-- Prompt --
Find the string "Transitions" in the data, then copy every line where it is found.

(Stored items from a collection)
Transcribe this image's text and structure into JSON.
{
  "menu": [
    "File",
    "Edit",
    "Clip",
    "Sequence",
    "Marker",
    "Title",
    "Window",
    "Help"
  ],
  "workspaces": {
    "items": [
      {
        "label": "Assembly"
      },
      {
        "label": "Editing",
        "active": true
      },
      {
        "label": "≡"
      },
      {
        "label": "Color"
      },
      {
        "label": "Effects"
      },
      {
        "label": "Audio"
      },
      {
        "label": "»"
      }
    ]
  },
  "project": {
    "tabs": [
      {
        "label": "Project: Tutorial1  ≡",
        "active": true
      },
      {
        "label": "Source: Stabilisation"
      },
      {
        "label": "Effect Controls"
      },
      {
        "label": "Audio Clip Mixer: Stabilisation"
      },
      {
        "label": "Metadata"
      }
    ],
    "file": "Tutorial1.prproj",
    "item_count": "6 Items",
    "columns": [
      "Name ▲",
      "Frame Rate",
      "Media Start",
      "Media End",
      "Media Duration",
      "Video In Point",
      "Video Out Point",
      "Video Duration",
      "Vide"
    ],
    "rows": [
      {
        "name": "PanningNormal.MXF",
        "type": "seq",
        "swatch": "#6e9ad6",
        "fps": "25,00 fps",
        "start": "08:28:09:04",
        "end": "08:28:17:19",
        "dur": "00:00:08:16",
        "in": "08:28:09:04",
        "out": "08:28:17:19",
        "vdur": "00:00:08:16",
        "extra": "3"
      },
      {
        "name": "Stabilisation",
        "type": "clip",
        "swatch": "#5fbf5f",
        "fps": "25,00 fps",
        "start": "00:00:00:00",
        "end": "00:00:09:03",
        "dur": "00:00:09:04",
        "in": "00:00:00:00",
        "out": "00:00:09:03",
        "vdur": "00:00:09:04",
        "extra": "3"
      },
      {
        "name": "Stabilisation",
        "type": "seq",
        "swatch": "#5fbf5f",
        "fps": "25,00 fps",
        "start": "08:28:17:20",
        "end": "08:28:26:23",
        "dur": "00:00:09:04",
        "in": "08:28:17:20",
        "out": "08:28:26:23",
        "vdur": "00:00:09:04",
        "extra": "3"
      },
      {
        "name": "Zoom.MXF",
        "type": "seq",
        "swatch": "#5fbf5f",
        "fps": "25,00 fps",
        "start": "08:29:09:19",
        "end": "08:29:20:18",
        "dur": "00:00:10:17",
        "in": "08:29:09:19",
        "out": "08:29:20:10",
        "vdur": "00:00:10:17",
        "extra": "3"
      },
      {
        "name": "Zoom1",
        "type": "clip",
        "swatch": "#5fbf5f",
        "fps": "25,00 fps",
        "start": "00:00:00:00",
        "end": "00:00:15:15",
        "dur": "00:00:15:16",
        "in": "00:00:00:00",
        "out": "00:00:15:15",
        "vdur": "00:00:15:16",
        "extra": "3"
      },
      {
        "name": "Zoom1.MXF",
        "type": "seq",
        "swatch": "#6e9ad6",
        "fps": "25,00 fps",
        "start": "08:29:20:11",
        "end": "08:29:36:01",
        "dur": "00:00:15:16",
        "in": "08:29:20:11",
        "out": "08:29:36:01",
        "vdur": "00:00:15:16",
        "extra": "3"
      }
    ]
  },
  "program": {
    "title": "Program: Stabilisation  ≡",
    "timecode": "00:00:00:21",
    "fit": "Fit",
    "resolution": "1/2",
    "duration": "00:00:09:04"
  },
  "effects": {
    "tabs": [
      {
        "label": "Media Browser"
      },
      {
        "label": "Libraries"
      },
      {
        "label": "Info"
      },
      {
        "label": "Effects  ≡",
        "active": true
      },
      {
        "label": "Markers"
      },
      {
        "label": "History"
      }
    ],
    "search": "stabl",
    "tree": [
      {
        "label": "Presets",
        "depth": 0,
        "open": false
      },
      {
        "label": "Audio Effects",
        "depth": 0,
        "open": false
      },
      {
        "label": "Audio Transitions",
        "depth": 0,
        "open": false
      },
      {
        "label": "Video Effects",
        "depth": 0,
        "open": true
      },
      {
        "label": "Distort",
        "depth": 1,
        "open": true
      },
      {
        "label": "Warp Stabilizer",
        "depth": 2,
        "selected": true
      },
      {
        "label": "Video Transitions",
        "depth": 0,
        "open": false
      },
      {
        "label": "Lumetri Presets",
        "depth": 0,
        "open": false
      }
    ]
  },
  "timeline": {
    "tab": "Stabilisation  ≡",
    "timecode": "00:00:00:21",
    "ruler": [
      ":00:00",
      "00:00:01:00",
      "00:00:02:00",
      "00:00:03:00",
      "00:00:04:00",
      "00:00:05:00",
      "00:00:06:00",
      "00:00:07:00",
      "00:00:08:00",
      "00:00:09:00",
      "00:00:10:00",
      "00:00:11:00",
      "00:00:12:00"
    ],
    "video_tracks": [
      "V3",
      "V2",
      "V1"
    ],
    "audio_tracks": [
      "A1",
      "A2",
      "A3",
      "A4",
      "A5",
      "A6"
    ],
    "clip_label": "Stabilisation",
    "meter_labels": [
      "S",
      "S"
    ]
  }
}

-- Expected answer --
        "label": "Audio Transitions",
        "label": "Video Transitions",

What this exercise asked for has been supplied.